▶ [Instruction]:
Carry on the news report about faculty withdrawing from Yale's Ethnicity, Race & Migration program, starting after its final sentence.

--- Given passage ---

March 31, 2019; Yale Daily News and New Haven Register

On Friday, Yale University received 13 individual letters from senior faculty members announcing that each would be withdrawing services to the Ethnicity, Race & Migration program at the university because the university had been systematically underinvesting in the program and refusing to provide it hiring power, participation in the promotion process, and a sense of clarity around its own basic resources even as it was growing. The withdrawals leave the program without tenured faculty and with a public ultimatum in need of response.

The professors submitting their letters of withdrawal are among the leading names of the field. As the Yale Daily News reports, the professors who submitted letters are:

  • Ned Blackhawk, Professor of History and American Studies
  • Alicia Schmidt Camacho (ER&M Chair), Professor of American Studies
  • Michael Denning, William R. Kenan Jr. Professor of American Studies and English
  • Inderpal Grewal, Professor of Women, Gender and Sexuality Studies and American Studies
  • Zareena Grewal, Associate Professor of American Studies and Religious Studies
  • Daniel Martinez HoSang, Associate Professor of American Studies
  • Matthew Frye Jacobson, William Robertson Coe Professor of American Studies, History and African American Studies
  • Grace Kao, IBM Professor of Sociology; Chair, Department of Sociology; Faculty Director; Education Studies
  • Lisa Lowe, Samuel Knight Professor of American Studies
  • Mary Lui, Professor of History and American Studies
  • Gary Okihiro, Visiting professor of American studies at Yale University, and professor Emeritus of International and Public Affairs at Columbia University
  • Stephen Pitti, Professor of History and American Studies
  • Ana Ramos-Zayas, Professor of American Studies, Women’s, Gender, and Sexuality Studies

Reportedly, the faculty have been unhappy with Yale’s evident disinterest in the program since 2002 and have been expressing that to the administration which has made and broken promises repeatedly. Meanwhile, a student action group recently organized under the name Coalition for Ethnic Studies and Faculty Diversity has also made ER&M’s lack of departmental status an issue. All see the lack of recognition of this program as part of a larger problem.

--- Data records ---

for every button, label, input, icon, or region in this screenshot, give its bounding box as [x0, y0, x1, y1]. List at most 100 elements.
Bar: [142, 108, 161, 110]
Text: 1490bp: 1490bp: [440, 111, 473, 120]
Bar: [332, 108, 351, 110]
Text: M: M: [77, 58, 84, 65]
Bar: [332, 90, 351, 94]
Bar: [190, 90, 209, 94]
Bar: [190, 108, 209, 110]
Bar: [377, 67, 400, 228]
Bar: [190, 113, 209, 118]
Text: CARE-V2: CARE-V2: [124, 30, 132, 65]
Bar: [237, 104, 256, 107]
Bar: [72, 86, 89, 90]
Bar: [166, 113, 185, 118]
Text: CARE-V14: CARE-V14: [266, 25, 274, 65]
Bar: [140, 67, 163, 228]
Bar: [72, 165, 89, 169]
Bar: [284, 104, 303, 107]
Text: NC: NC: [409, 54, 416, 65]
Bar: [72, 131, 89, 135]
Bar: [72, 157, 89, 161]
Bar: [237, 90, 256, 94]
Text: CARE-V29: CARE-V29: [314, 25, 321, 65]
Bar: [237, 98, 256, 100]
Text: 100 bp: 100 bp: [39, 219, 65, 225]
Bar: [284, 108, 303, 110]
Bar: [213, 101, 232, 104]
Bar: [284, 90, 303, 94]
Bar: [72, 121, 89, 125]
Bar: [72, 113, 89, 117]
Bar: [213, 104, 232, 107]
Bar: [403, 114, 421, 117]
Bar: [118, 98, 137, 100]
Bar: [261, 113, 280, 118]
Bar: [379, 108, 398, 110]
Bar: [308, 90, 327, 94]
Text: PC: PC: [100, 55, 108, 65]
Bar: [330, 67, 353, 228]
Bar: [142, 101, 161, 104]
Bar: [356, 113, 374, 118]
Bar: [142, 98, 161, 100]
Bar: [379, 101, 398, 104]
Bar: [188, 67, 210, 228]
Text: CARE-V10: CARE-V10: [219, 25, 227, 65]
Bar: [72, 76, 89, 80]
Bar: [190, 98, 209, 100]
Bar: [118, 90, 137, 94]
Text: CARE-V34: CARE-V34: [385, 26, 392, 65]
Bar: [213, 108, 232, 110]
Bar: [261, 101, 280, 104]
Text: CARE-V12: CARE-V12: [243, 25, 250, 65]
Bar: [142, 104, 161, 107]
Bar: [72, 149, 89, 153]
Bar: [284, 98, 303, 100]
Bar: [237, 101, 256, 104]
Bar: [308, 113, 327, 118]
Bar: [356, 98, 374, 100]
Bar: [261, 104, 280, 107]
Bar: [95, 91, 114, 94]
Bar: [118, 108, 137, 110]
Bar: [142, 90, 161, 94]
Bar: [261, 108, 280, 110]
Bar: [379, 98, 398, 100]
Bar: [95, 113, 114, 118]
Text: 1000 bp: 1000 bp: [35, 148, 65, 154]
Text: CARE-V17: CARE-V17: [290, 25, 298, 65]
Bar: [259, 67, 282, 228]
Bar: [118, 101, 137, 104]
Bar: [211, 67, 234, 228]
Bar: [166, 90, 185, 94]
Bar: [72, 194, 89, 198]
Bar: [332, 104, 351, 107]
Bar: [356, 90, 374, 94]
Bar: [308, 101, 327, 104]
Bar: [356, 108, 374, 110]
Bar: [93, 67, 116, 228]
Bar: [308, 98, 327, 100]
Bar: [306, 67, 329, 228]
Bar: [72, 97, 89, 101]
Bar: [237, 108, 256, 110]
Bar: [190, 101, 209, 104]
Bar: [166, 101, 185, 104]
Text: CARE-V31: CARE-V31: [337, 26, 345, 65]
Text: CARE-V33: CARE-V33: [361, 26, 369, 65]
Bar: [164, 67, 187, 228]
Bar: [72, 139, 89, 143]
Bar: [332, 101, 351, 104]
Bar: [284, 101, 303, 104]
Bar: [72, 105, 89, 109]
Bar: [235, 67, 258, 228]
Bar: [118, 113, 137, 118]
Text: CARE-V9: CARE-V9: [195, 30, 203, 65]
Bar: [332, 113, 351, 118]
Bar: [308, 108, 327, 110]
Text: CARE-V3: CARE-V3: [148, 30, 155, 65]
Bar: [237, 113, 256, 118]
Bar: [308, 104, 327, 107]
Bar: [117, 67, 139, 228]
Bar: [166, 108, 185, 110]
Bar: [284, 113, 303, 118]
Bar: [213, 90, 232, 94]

---
--- Data records ---

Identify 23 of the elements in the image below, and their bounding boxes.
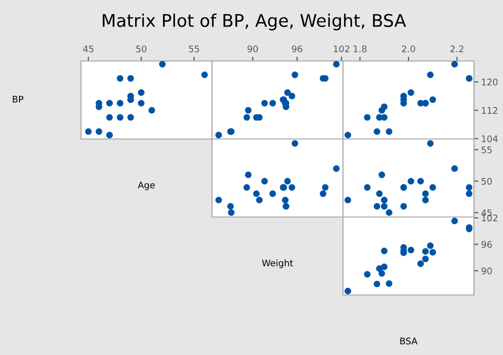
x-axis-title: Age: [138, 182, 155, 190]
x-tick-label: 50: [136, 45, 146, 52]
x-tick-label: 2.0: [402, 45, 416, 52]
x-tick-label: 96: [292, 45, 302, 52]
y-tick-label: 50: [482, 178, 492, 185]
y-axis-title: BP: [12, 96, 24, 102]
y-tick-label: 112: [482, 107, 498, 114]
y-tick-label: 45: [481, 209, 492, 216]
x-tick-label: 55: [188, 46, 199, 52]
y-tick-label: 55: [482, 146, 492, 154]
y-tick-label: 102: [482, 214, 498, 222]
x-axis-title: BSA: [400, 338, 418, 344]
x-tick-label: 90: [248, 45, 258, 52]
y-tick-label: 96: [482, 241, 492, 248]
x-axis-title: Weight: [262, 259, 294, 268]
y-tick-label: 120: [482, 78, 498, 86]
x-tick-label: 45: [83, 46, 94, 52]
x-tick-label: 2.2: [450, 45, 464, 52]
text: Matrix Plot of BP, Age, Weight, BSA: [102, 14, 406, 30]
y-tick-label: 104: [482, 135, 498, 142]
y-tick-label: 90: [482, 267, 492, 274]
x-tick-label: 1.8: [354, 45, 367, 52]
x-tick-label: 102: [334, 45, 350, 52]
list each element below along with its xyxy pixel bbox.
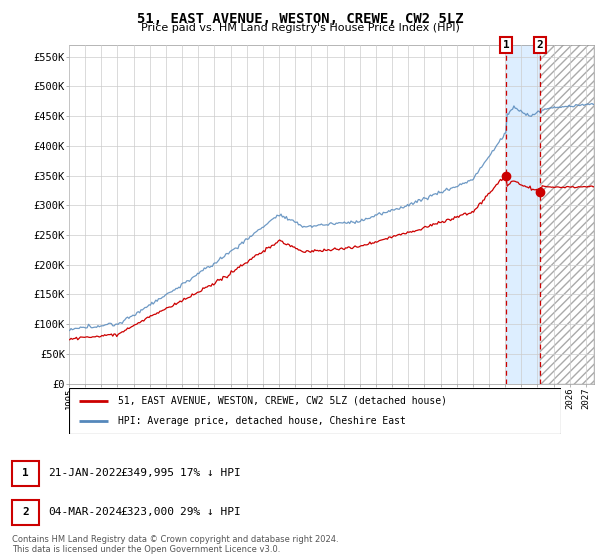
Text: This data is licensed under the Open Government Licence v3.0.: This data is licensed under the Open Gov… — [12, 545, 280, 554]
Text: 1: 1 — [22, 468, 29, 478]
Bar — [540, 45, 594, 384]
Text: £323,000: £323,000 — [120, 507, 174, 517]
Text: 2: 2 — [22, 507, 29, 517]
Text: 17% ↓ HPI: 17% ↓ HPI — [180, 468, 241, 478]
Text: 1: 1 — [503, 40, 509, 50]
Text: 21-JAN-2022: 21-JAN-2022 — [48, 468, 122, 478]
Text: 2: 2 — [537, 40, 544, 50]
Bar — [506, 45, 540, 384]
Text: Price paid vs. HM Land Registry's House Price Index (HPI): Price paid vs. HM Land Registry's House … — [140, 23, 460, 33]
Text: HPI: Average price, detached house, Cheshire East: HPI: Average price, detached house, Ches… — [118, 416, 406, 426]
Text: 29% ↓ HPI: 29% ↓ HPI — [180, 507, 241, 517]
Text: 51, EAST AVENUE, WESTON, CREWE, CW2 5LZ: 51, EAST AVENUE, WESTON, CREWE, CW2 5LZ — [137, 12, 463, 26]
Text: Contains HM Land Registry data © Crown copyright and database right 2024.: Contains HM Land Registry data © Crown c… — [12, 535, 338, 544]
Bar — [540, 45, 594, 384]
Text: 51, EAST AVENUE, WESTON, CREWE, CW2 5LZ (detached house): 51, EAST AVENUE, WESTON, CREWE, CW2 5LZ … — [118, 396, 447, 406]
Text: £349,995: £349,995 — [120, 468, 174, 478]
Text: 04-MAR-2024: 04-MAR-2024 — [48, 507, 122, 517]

---

▶ [Task output]:
Jacobson wrote in the joint press release from the professors:

Yale’s inconsistent support for the study of Ethnicity, Race, and Migration is alarming given the multitude of critical issues our teaching and scholarship engage in this moment: The rise of white nationalism, a refugee crises across three continents, climate migration, and pressing matters related to immigration and detention, voting rights, policing and incarceration, and racial violence.

Even as the university has failed to support the program, student interest in ER&M classes has increased tremendously, according to Camacho, current chair of ER&M.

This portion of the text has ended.